**Consigne:**
Répondez à ces questions sur l'extrait consacré à la volonté de Dieu :
1. À quoi est comparée la manière dont Dieu aurait parsemé sa volonté sur le chemin des trois amis campeurs ?
2. Que demandait la paroissienne à Dieu le dimanche matin, debout devant son dressing ?
3. Qu'en déduisait-elle quand Dieu ne répondait pas ?

Il semblait que la volonté de Dieu, pour mes trois amis campeurs, était une question aussi complexe que celle posée par Alexandre. La volonté de Dieu était, pour eux, aussi camouflée que l’était l’âme de cette truie et aussi obscure que l’était la question de l’âme pour Aristote à ce moment-là. Pour eux, Dieu avait parsemé sa volonté sur leur chemin comme des parents cachent des oeufs de Pâques en demandant à leurs enfants de les rechercher. Et ne pourraient en bénéficier que ceux qui les trouveraient. Mais si on fait abstraction de l’aspect ludique et sympathique de la chasse aux oeufs, on a affaire à une sorte de sarcasme, Dieu nous laissant tâtonner et haussant les épaules à chaque fois qu’on passe à côté d’un oeuf sans le voir. Dieu rend-il vraiment sa volonté si peu claire ?
Une de mes paroissiennes se levait le dimanche matin et demandait à Dieu, debout devant son dressing, quels vêtements elle devait mettre ce jour-là. Quand Dieu ne répondait pas, elle en déduisait que la volonté de Dieu pour elle ce matin-là était de ne pas aller au culte. Ainsi, d’un côté, on la cherche, mais on ne la trouve pas, d’un autre, elle est simple et on agit simplement. Dans les deux cas, on a affaire à une volonté de Dieu « cachée ».

Données extraites d'une collection:
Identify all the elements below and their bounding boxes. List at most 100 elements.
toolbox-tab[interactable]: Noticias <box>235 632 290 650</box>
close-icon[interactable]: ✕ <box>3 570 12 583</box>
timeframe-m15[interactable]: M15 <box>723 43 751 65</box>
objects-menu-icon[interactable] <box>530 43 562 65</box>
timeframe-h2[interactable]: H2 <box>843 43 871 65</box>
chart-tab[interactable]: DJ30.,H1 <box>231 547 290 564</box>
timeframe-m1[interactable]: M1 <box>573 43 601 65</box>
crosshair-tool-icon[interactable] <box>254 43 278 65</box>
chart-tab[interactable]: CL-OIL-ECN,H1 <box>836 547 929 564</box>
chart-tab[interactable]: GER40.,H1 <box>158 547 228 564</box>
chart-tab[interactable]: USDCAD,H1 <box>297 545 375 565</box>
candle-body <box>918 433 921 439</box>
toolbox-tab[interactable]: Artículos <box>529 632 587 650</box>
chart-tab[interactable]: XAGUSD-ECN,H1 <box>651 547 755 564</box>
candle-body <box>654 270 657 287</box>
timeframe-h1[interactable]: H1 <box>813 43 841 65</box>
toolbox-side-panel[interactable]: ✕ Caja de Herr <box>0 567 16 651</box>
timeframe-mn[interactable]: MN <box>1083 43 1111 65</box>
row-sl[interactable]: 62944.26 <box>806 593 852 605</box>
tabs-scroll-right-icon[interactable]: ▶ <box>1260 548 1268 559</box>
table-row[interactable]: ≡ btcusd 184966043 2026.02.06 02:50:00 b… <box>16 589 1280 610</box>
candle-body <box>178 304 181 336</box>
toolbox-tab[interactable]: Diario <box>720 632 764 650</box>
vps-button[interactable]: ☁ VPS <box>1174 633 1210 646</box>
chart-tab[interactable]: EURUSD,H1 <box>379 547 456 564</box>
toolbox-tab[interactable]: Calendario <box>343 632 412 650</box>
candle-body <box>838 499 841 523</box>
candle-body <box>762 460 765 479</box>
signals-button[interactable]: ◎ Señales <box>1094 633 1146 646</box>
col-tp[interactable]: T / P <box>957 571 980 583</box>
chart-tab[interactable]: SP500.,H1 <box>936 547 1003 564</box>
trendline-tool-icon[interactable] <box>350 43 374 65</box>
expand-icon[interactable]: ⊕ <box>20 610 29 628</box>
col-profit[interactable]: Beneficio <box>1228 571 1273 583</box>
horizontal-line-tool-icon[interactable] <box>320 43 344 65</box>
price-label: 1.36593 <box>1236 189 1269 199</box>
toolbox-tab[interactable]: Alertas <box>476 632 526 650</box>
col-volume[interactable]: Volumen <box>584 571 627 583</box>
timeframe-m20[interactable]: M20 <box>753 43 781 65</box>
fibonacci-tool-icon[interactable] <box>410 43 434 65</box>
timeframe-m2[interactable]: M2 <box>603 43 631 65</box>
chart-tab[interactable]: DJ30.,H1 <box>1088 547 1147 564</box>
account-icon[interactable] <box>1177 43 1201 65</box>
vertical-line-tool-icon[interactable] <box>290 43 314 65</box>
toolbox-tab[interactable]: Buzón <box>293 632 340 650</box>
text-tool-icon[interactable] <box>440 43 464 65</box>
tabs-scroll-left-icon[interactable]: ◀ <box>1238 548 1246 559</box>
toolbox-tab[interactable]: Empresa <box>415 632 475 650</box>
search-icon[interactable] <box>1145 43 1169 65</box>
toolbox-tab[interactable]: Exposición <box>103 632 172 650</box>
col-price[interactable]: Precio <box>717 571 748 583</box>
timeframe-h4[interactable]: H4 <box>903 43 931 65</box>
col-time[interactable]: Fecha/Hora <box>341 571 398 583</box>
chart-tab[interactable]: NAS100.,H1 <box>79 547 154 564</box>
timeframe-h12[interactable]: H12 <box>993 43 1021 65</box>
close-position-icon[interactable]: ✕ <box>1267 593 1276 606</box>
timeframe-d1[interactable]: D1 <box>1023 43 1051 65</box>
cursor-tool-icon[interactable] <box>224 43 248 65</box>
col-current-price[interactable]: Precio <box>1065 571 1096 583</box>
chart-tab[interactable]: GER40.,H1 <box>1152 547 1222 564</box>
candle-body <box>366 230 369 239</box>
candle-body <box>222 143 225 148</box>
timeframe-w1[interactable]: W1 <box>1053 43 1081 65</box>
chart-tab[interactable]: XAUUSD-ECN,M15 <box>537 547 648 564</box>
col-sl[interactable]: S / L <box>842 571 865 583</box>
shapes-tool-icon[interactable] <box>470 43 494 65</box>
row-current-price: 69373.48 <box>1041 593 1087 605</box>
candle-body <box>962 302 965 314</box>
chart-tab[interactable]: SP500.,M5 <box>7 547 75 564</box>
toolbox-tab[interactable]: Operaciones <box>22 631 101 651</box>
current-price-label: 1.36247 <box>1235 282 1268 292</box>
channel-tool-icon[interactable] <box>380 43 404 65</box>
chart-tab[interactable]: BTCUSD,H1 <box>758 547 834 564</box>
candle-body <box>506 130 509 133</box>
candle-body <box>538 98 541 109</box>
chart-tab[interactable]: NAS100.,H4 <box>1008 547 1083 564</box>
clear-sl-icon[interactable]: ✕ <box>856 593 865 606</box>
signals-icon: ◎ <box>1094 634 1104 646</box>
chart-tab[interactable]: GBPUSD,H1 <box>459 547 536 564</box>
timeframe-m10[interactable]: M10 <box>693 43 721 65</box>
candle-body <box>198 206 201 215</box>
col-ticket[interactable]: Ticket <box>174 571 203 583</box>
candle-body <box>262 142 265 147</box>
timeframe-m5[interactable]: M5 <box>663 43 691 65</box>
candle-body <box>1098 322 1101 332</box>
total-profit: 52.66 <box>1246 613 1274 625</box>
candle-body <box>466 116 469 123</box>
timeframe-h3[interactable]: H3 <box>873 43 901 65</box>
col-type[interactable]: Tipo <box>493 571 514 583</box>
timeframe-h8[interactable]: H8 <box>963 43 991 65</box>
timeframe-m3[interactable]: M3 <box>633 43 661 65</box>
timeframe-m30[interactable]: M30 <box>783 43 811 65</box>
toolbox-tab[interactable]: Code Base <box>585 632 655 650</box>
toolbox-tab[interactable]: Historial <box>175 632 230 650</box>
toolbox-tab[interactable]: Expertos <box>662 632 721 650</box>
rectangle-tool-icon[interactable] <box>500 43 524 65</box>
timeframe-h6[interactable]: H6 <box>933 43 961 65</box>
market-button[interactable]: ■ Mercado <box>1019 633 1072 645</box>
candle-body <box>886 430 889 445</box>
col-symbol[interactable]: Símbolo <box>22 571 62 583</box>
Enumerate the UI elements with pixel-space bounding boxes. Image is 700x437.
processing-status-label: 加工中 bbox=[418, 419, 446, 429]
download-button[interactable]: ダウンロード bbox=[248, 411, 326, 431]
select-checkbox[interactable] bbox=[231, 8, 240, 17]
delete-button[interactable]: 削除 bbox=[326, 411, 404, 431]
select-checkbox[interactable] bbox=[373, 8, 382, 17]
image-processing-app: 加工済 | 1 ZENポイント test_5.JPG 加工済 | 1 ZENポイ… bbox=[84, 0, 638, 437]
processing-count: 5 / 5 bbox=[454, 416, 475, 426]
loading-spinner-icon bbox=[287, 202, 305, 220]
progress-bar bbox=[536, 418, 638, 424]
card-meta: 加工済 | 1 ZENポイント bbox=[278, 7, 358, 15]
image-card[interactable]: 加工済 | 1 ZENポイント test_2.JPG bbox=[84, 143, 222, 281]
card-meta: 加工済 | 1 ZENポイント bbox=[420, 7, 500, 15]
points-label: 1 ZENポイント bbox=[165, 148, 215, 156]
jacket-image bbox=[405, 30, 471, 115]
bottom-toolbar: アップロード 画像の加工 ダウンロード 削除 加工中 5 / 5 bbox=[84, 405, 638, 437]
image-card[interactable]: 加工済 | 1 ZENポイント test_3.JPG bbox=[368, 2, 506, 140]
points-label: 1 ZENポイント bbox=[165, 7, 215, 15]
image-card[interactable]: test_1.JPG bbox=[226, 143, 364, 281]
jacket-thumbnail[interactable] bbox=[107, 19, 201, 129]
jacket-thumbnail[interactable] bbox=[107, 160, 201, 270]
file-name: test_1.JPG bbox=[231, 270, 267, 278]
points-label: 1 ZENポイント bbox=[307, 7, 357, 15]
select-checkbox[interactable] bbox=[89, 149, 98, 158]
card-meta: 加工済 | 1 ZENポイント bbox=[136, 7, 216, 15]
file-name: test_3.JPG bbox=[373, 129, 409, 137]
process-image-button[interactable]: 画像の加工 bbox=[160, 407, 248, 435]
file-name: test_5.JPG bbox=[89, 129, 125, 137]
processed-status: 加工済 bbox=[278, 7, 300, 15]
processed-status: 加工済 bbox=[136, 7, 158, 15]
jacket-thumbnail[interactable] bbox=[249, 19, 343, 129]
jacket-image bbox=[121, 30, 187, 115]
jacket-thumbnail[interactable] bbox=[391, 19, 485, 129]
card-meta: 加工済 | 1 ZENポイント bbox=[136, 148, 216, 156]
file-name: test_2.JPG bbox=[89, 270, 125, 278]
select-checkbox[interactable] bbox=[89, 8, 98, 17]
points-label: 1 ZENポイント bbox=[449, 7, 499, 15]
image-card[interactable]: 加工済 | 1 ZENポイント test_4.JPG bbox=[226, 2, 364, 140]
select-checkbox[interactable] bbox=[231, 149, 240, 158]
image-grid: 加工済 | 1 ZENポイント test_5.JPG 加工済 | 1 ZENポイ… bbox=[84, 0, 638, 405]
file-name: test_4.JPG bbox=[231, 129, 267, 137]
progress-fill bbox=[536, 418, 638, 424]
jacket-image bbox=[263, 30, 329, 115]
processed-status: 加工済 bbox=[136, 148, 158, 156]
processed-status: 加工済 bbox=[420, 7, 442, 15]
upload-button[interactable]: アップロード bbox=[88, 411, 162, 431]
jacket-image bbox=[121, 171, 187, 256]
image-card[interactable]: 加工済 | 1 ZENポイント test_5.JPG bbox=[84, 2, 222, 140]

**Corrigé de l'exercice:**
1. À des parents qui cachent des oeufs de Pâques en demandant à leurs enfants de les rechercher.
2. Quels vêtements elle devait mettre ce jour-là.
3. Que la volonté de Dieu pour elle ce matin-là était de ne pas aller au culte.